Repeat every record below exactly, but leave out any pictures.
--- start of Dataset extract ---
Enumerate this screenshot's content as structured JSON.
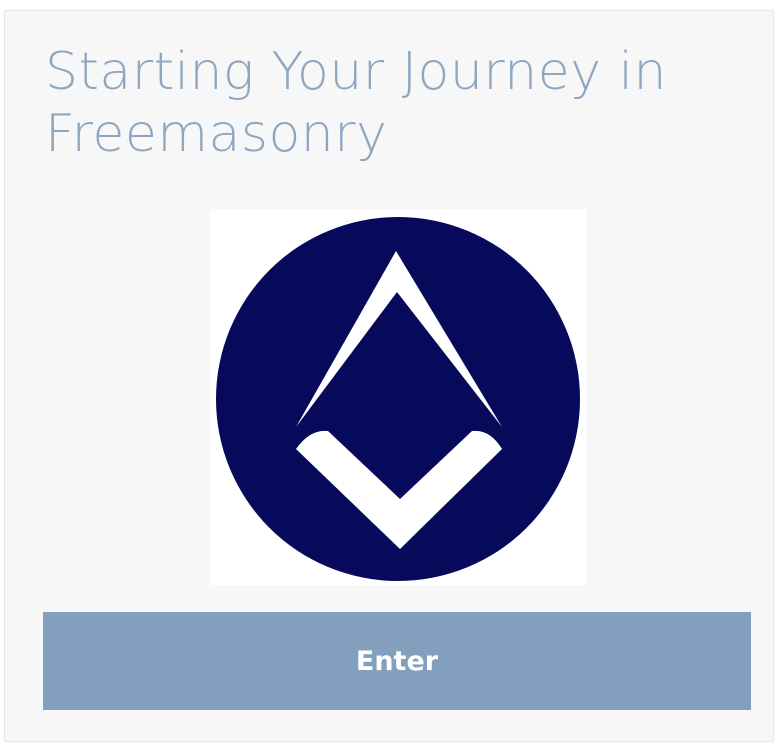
{
  "card": {
    "title": "Starting Your Journey in Freemasonry",
    "logo_icon": "square-and-compass-icon",
    "enter_label": "Enter"
  },
  "colors": {
    "title": "#8da7c2",
    "logo_circle": "#070a5a",
    "button": "#839fbe",
    "card_background": "#f7f7f7"
  }
}
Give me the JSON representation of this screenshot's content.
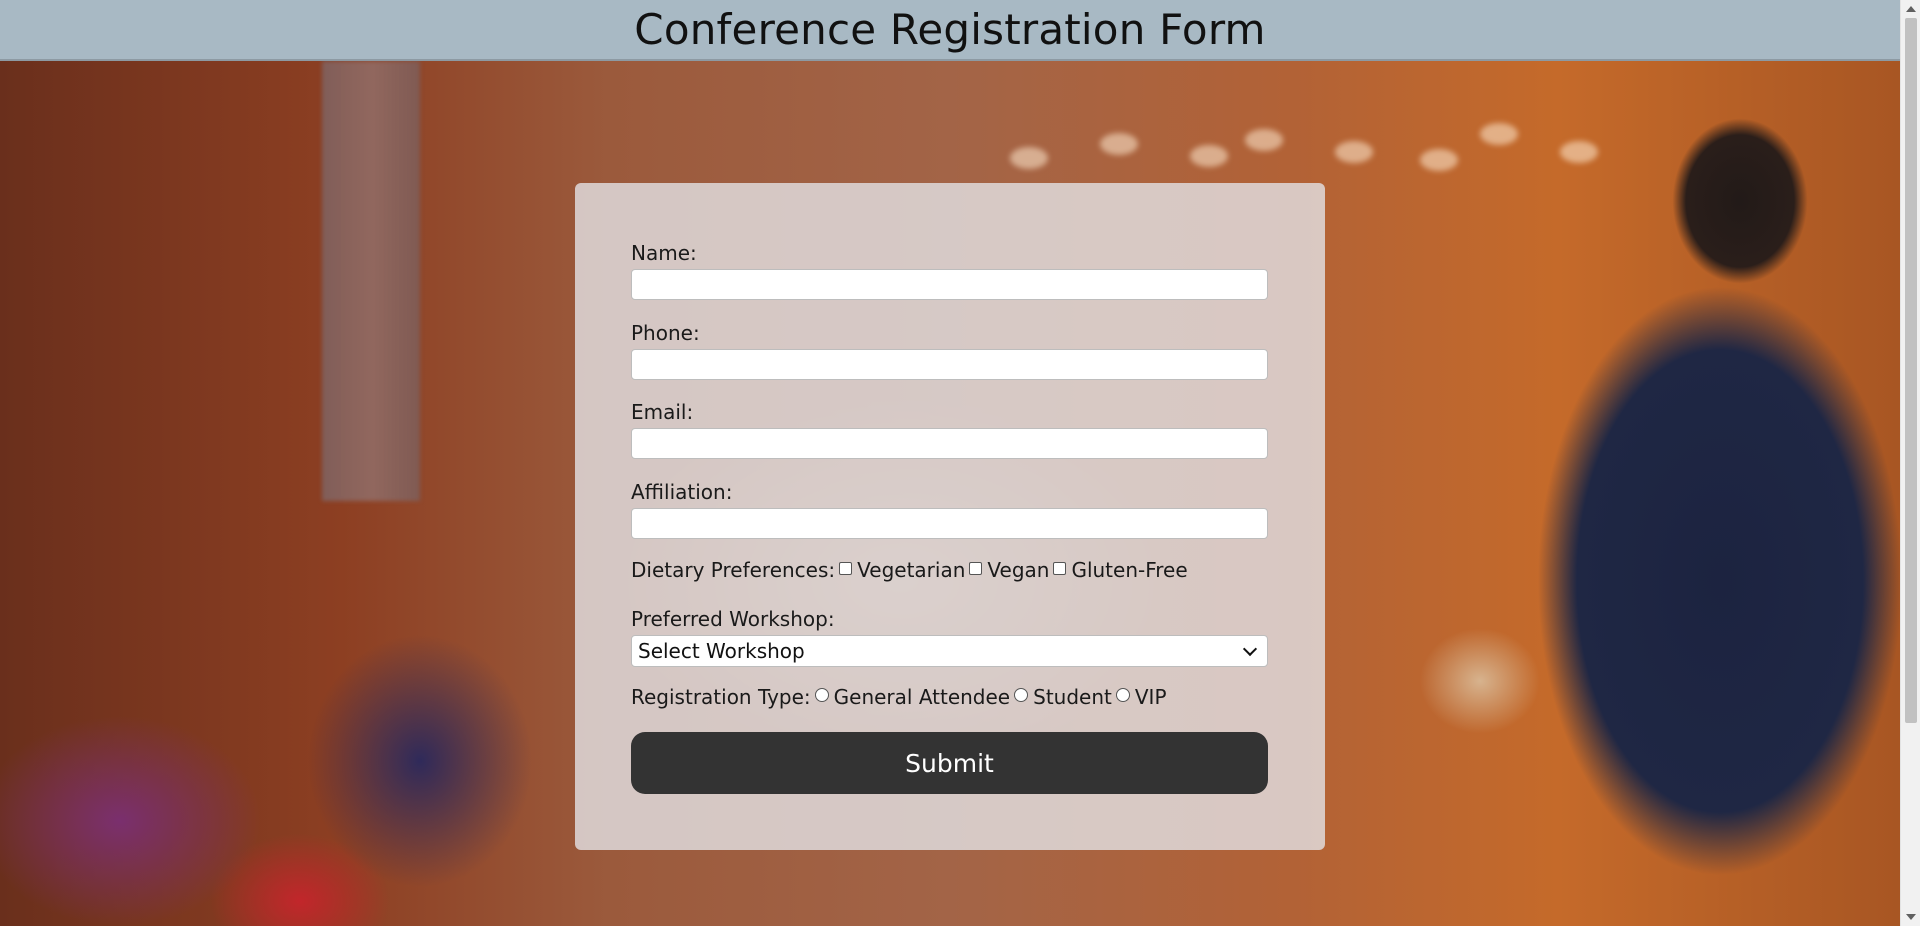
--- end of Dataset extract ---
| Written answer |
Enumerate this screenshot's content as structured JSON.
{
  "card": {
    "title": "Starting Your Journey in Freemasonry",
    "logo_icon": "square-and-compass-icon",
    "enter_label": "Enter"
  },
  "colors": {
    "title": "#8da7c2",
    "logo_circle": "#070a5a",
    "button": "#839fbe",
    "card_background": "#f7f7f7"
  }
}
Give me the JSON representation of this screenshot's content.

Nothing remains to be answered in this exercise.